**Work to do**
Pull every line containing "zoom" out of the material below.

**Dataset excerpts**

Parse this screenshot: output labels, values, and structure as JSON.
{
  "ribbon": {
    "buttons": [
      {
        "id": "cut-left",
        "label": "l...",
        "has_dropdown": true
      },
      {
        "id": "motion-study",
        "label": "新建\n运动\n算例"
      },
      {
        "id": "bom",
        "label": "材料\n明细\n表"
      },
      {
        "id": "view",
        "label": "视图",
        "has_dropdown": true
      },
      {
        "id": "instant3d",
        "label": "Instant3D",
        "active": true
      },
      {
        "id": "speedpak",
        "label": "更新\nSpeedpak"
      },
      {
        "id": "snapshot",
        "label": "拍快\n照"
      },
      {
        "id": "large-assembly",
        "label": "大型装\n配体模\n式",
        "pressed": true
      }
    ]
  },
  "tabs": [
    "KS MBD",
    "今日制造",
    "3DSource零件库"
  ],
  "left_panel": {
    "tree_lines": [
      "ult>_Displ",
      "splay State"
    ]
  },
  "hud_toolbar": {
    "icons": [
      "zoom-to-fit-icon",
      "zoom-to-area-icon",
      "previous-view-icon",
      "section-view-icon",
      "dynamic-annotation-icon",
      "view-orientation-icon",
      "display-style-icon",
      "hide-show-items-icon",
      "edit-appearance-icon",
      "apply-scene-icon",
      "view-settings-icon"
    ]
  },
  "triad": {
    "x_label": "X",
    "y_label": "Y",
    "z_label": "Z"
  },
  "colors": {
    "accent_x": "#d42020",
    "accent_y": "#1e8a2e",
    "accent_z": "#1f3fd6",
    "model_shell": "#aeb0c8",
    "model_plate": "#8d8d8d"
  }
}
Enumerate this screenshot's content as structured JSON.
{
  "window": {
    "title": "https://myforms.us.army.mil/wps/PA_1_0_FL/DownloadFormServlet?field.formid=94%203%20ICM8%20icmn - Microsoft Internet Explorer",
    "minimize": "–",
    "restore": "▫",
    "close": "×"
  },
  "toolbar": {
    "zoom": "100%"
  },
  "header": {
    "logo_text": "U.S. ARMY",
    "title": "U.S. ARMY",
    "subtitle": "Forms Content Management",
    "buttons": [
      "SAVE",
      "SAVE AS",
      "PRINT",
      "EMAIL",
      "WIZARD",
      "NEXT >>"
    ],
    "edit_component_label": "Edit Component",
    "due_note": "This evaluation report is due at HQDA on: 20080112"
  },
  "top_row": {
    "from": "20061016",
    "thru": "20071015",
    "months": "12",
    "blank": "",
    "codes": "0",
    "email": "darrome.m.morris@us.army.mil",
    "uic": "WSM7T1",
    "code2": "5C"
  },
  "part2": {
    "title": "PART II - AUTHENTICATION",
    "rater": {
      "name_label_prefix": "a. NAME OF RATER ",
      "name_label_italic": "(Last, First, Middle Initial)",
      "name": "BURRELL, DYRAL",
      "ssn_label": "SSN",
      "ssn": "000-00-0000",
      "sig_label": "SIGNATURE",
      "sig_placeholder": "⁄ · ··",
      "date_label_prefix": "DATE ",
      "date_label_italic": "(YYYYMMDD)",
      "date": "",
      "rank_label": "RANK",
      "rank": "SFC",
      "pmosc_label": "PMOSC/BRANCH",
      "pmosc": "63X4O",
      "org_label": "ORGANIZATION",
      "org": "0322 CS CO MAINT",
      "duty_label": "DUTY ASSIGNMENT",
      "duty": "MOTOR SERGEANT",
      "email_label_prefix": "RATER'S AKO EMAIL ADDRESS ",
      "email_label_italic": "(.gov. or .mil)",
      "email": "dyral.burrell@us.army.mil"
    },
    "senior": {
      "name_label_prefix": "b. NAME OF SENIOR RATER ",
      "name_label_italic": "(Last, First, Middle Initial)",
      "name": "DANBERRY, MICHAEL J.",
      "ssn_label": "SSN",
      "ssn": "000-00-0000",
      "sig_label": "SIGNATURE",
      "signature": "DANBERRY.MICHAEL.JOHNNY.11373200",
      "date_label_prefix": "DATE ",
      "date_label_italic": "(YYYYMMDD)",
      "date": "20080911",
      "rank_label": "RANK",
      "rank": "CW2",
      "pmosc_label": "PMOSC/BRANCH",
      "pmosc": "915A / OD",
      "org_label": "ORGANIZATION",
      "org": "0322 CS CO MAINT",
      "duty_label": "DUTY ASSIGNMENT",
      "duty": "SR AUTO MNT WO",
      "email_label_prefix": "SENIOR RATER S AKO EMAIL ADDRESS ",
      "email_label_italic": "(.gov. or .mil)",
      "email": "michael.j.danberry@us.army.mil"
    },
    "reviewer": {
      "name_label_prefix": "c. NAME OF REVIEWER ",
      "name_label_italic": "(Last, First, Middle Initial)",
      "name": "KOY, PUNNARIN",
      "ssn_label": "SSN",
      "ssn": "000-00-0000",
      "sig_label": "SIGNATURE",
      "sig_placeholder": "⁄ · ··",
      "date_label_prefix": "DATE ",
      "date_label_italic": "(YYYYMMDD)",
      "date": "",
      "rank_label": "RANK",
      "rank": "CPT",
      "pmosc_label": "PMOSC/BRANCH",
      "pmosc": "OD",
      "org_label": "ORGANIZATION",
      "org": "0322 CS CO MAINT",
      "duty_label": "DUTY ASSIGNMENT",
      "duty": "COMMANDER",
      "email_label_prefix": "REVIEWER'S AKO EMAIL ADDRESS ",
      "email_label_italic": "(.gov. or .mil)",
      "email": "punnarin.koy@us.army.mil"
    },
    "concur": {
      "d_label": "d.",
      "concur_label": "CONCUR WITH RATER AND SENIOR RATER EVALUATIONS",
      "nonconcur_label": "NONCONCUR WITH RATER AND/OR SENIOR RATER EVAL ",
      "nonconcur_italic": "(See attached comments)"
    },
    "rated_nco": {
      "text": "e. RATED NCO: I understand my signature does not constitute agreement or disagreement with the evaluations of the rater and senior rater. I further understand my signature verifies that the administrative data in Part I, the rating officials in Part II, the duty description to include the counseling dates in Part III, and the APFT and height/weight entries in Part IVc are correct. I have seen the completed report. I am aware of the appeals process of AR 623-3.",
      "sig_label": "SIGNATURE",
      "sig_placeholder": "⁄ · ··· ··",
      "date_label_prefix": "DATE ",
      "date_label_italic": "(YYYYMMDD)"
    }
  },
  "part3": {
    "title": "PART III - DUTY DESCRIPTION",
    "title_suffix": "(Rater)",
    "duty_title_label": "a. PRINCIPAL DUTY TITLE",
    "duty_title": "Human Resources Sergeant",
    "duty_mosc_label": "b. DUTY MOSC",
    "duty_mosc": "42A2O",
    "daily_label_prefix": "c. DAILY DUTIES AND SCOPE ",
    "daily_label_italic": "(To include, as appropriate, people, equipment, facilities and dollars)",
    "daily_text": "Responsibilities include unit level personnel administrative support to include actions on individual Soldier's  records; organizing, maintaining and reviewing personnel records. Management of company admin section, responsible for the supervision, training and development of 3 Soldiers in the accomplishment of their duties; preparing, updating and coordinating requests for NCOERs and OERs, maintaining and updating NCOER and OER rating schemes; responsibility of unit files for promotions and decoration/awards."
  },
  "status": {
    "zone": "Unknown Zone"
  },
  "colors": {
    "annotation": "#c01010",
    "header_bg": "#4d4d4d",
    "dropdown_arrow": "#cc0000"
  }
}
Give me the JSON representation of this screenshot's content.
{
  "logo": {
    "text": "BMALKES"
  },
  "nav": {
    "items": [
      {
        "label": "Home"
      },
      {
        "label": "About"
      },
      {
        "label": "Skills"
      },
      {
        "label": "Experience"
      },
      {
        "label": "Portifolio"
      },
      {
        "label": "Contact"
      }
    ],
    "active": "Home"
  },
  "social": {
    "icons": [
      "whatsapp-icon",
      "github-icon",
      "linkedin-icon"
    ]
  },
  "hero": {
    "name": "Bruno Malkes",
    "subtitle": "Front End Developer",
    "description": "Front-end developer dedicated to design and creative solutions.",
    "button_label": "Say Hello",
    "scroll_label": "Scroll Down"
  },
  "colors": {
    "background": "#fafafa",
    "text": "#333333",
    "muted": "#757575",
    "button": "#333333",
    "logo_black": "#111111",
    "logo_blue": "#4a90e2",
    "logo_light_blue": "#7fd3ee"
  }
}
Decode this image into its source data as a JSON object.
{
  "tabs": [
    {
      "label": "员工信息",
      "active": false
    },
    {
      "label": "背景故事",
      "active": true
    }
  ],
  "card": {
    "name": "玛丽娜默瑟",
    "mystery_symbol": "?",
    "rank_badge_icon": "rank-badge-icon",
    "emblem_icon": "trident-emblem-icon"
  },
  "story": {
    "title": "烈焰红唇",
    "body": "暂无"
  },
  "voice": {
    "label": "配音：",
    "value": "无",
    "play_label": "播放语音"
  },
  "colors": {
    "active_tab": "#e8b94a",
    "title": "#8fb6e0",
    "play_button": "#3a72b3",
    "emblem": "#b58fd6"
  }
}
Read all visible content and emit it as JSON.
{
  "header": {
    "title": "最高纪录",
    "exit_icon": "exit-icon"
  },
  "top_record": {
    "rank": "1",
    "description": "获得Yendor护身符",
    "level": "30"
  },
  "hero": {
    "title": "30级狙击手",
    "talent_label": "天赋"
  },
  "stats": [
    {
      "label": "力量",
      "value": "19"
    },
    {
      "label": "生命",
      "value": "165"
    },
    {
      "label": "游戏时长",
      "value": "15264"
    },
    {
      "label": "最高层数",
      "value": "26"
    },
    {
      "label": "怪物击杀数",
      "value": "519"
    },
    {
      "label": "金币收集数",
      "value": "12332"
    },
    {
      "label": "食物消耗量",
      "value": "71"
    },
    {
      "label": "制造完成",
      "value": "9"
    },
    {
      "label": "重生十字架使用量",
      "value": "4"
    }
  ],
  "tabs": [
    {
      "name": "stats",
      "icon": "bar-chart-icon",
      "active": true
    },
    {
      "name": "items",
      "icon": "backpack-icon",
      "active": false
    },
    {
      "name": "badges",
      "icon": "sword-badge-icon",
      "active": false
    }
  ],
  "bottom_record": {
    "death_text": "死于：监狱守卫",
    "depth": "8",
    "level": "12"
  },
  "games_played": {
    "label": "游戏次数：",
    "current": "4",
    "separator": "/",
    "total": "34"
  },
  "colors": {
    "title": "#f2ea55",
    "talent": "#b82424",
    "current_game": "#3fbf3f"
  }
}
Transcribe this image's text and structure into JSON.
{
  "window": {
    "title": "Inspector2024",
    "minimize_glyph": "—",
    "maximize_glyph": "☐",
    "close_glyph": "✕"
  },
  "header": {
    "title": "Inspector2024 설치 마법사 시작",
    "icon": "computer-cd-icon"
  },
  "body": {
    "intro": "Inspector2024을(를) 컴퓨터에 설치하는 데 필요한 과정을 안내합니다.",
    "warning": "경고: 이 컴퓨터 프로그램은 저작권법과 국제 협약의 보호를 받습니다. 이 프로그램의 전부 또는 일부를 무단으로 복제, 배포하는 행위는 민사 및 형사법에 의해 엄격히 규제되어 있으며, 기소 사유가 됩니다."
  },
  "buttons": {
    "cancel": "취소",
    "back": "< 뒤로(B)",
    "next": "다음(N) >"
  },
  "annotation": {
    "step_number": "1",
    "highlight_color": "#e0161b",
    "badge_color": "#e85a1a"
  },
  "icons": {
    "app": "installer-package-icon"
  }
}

**Result of the task**
      "zoom-to-fit-icon",
      "zoom-to-area-icon",
    "zoom": "100%"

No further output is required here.